Data excerpts

*** Begin section ***

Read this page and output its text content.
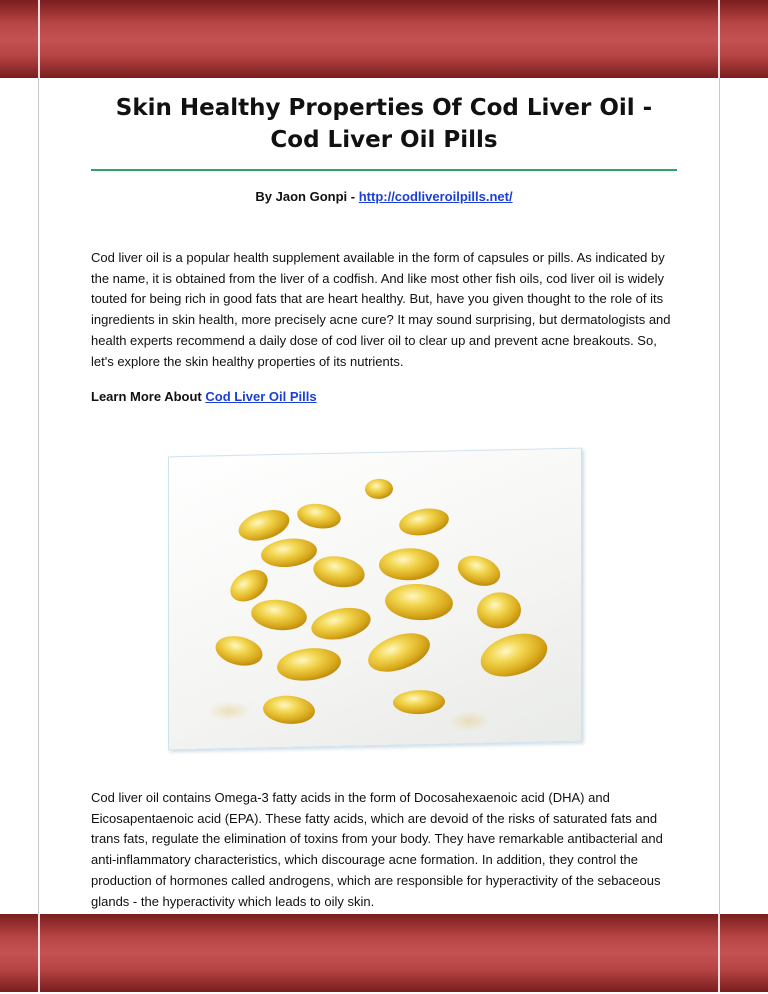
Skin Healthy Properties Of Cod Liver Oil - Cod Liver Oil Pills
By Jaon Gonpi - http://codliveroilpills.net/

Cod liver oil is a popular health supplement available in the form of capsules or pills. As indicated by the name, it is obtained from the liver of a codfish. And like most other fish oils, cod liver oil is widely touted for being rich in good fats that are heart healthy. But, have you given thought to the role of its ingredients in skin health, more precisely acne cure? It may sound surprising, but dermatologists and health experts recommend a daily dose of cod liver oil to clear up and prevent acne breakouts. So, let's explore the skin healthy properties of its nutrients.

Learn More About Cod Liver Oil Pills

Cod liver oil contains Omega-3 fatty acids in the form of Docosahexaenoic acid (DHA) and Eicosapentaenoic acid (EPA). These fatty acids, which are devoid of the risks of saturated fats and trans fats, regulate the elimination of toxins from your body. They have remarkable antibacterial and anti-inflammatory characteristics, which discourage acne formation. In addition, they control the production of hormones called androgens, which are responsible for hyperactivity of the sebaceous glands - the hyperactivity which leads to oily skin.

*** End section ***

Task item: Copy all records exactly; omit images.

Response to the task:
Read this page and output its text content.
Skin Healthy Properties Of Cod Liver Oil - Cod Liver Oil Pills
By Jaon Gonpi - http://codliveroilpills.net/

Cod liver oil is a popular health supplement available in the form of capsules or pills. As indicated by the name, it is obtained from the liver of a codfish. And like most other fish oils, cod liver oil is widely touted for being rich in good fats that are heart healthy. But, have you given thought to the role of its ingredients in skin health, more precisely acne cure? It may sound surprising, but dermatologists and health experts recommend a daily dose of cod liver oil to clear up and prevent acne breakouts. So, let's explore the skin healthy properties of its nutrients.

Learn More About Cod Liver Oil Pills

Cod liver oil contains Omega-3 fatty acids in the form of Docosahexaenoic acid (DHA) and Eicosapentaenoic acid (EPA). These fatty acids, which are devoid of the risks of saturated fats and trans fats, regulate the elimination of toxins from your body. They have remarkable antibacterial and anti-inflammatory characteristics, which discourage acne formation. In addition, they control the production of hormones called androgens, which are responsible for hyperactivity of the sebaceous glands - the hyperactivity which leads to oily skin.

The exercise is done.